Extract the full set of records, then give each one again exactly.
## BEGIN
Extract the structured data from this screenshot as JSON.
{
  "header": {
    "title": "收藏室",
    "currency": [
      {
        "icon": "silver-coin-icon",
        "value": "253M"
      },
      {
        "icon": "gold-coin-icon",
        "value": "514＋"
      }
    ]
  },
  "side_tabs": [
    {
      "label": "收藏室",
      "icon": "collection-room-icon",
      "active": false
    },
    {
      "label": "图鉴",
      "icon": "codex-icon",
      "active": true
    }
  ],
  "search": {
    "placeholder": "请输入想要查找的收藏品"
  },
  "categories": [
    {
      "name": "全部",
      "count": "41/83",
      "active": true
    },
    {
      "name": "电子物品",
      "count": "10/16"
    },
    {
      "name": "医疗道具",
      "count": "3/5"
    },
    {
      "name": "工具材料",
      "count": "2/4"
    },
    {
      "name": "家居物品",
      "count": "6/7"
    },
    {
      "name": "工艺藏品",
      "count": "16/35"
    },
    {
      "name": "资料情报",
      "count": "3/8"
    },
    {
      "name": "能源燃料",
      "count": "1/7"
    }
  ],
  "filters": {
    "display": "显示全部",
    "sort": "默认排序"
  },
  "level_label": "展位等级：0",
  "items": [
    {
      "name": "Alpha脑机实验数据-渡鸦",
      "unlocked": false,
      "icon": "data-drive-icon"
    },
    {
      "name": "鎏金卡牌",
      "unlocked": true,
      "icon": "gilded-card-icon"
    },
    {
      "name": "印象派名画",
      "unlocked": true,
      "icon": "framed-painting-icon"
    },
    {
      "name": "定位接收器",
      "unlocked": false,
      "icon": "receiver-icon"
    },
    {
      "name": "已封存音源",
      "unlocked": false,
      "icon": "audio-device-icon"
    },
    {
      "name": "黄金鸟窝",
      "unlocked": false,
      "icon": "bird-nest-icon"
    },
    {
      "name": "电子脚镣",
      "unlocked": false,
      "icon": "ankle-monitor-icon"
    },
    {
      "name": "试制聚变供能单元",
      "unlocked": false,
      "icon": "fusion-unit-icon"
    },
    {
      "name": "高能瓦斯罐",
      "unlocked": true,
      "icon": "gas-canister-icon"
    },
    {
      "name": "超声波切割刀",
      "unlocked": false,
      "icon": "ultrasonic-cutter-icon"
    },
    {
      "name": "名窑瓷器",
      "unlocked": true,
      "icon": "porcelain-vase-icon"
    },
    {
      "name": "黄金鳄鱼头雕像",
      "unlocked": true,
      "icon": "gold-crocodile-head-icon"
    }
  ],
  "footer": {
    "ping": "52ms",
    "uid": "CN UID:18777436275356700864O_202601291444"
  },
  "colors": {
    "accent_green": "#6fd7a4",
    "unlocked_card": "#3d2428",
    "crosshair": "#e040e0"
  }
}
## END
Full answer
Extract the structured data from this screenshot as JSON.
{
  "header": {
    "title": "收藏室",
    "currency": [
      {
        "icon": "silver-coin-icon",
        "value": "253M"
      },
      {
        "icon": "gold-coin-icon",
        "value": "514＋"
      }
    ]
  },
  "side_tabs": [
    {
      "label": "收藏室",
      "icon": "collection-room-icon",
      "active": false
    },
    {
      "label": "图鉴",
      "icon": "codex-icon",
      "active": true
    }
  ],
  "search": {
    "placeholder": "请输入想要查找的收藏品"
  },
  "categories": [
    {
      "name": "全部",
      "count": "41/83",
      "active": true
    },
    {
      "name": "电子物品",
      "count": "10/16"
    },
    {
      "name": "医疗道具",
      "count": "3/5"
    },
    {
      "name": "工具材料",
      "count": "2/4"
    },
    {
      "name": "家居物品",
      "count": "6/7"
    },
    {
      "name": "工艺藏品",
      "count": "16/35"
    },
    {
      "name": "资料情报",
      "count": "3/8"
    },
    {
      "name": "能源燃料",
      "count": "1/7"
    }
  ],
  "filters": {
    "display": "显示全部",
    "sort": "默认排序"
  },
  "level_label": "展位等级：0",
  "items": [
    {
      "name": "Alpha脑机实验数据-渡鸦",
      "unlocked": false,
      "icon": "data-drive-icon"
    },
    {
      "name": "鎏金卡牌",
      "unlocked": true,
      "icon": "gilded-card-icon"
    },
    {
      "name": "印象派名画",
      "unlocked": true,
      "icon": "framed-painting-icon"
    },
    {
      "name": "定位接收器",
      "unlocked": false,
      "icon": "receiver-icon"
    },
    {
      "name": "已封存音源",
      "unlocked": false,
      "icon": "audio-device-icon"
    },
    {
      "name": "黄金鸟窝",
      "unlocked": false,
      "icon": "bird-nest-icon"
    },
    {
      "name": "电子脚镣",
      "unlocked": false,
      "icon": "ankle-monitor-icon"
    },
    {
      "name": "试制聚变供能单元",
      "unlocked": false,
      "icon": "fusion-unit-icon"
    },
    {
      "name": "高能瓦斯罐",
      "unlocked": true,
      "icon": "gas-canister-icon"
    },
    {
      "name": "超声波切割刀",
      "unlocked": false,
      "icon": "ultrasonic-cutter-icon"
    },
    {
      "name": "名窑瓷器",
      "unlocked": true,
      "icon": "porcelain-vase-icon"
    },
    {
      "name": "黄金鳄鱼头雕像",
      "unlocked": true,
      "icon": "gold-crocodile-head-icon"
    }
  ],
  "footer": {
    "ping": "52ms",
    "uid": "CN UID:18777436275356700864O_202601291444"
  },
  "colors": {
    "accent_green": "#6fd7a4",
    "unlocked_card": "#3d2428",
    "crosshair": "#e040e0"
  }
}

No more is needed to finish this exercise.